**Excerpted data**
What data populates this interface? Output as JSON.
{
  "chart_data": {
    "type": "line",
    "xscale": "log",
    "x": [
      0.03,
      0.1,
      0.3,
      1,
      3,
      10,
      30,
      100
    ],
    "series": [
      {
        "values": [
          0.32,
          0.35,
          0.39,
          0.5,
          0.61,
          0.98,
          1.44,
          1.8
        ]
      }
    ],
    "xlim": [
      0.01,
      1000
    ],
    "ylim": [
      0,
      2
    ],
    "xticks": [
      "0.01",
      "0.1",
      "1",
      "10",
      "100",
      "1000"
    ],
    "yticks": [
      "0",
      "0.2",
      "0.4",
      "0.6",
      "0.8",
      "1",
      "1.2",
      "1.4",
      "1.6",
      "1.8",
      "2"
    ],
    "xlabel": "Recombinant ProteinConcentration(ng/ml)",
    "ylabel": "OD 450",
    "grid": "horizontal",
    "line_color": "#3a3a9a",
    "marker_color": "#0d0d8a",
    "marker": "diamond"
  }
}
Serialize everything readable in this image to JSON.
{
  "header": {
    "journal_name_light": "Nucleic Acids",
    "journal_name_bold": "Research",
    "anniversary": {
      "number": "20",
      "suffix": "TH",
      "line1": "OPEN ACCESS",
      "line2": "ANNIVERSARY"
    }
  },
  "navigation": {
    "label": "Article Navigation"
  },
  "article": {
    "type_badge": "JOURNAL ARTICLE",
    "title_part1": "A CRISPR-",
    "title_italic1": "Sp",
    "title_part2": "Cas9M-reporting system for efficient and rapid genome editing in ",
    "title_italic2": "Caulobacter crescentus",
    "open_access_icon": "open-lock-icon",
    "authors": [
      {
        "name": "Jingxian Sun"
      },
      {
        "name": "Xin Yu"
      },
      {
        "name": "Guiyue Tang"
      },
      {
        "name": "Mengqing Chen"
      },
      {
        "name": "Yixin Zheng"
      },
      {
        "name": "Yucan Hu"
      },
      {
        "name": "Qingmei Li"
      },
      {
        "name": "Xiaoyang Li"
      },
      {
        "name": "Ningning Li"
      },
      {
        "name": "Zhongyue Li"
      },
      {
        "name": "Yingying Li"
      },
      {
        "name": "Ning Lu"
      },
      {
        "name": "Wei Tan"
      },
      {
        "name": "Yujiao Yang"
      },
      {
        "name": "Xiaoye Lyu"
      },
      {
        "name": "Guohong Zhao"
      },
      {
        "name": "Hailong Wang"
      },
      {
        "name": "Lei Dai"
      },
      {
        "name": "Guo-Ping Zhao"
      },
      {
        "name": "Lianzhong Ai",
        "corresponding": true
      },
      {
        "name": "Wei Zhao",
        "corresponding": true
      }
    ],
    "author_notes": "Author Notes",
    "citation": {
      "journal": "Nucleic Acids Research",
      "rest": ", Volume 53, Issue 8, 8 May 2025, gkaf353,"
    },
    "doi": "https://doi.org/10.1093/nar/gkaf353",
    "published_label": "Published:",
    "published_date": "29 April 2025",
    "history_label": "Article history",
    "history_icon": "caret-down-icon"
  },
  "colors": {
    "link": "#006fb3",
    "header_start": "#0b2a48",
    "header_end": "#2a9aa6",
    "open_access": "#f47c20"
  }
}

**Task goal**
Retype the entries exactly, please. Leave no line out.

**Response**
What data populates this interface? Output as JSON.
{
  "chart_data": {
    "type": "line",
    "xscale": "log",
    "x": [
      0.03,
      0.1,
      0.3,
      1,
      3,
      10,
      30,
      100
    ],
    "series": [
      {
        "values": [
          0.32,
          0.35,
          0.39,
          0.5,
          0.61,
          0.98,
          1.44,
          1.8
        ]
      }
    ],
    "xlim": [
      0.01,
      1000
    ],
    "ylim": [
      0,
      2
    ],
    "xticks": [
      "0.01",
      "0.1",
      "1",
      "10",
      "100",
      "1000"
    ],
    "yticks": [
      "0",
      "0.2",
      "0.4",
      "0.6",
      "0.8",
      "1",
      "1.2",
      "1.4",
      "1.6",
      "1.8",
      "2"
    ],
    "xlabel": "Recombinant ProteinConcentration(ng/ml)",
    "ylabel": "OD 450",
    "grid": "horizontal",
    "line_color": "#3a3a9a",
    "marker_color": "#0d0d8a",
    "marker": "diamond"
  }
}
Serialize everything readable in this image to JSON.
{
  "header": {
    "journal_name_light": "Nucleic Acids",
    "journal_name_bold": "Research",
    "anniversary": {
      "number": "20",
      "suffix": "TH",
      "line1": "OPEN ACCESS",
      "line2": "ANNIVERSARY"
    }
  },
  "navigation": {
    "label": "Article Navigation"
  },
  "article": {
    "type_badge": "JOURNAL ARTICLE",
    "title_part1": "A CRISPR-",
    "title_italic1": "Sp",
    "title_part2": "Cas9M-reporting system for efficient and rapid genome editing in ",
    "title_italic2": "Caulobacter crescentus",
    "open_access_icon": "open-lock-icon",
    "authors": [
      {
        "name": "Jingxian Sun"
      },
      {
        "name": "Xin Yu"
      },
      {
        "name": "Guiyue Tang"
      },
      {
        "name": "Mengqing Chen"
      },
      {
        "name": "Yixin Zheng"
      },
      {
        "name": "Yucan Hu"
      },
      {
        "name": "Qingmei Li"
      },
      {
        "name": "Xiaoyang Li"
      },
      {
        "name": "Ningning Li"
      },
      {
        "name": "Zhongyue Li"
      },
      {
        "name": "Yingying Li"
      },
      {
        "name": "Ning Lu"
      },
      {
        "name": "Wei Tan"
      },
      {
        "name": "Yujiao Yang"
      },
      {
        "name": "Xiaoye Lyu"
      },
      {
        "name": "Guohong Zhao"
      },
      {
        "name": "Hailong Wang"
      },
      {
        "name": "Lei Dai"
      },
      {
        "name": "Guo-Ping Zhao"
      },
      {
        "name": "Lianzhong Ai",
        "corresponding": true
      },
      {
        "name": "Wei Zhao",
        "corresponding": true
      }
    ],
    "author_notes": "Author Notes",
    "citation": {
      "journal": "Nucleic Acids Research",
      "rest": ", Volume 53, Issue 8, 8 May 2025, gkaf353,"
    },
    "doi": "https://doi.org/10.1093/nar/gkaf353",
    "published_label": "Published:",
    "published_date": "29 April 2025",
    "history_label": "Article history",
    "history_icon": "caret-down-icon"
  },
  "colors": {
    "link": "#006fb3",
    "header_start": "#0b2a48",
    "header_end": "#2a9aa6",
    "open_access": "#f47c20"
  }
}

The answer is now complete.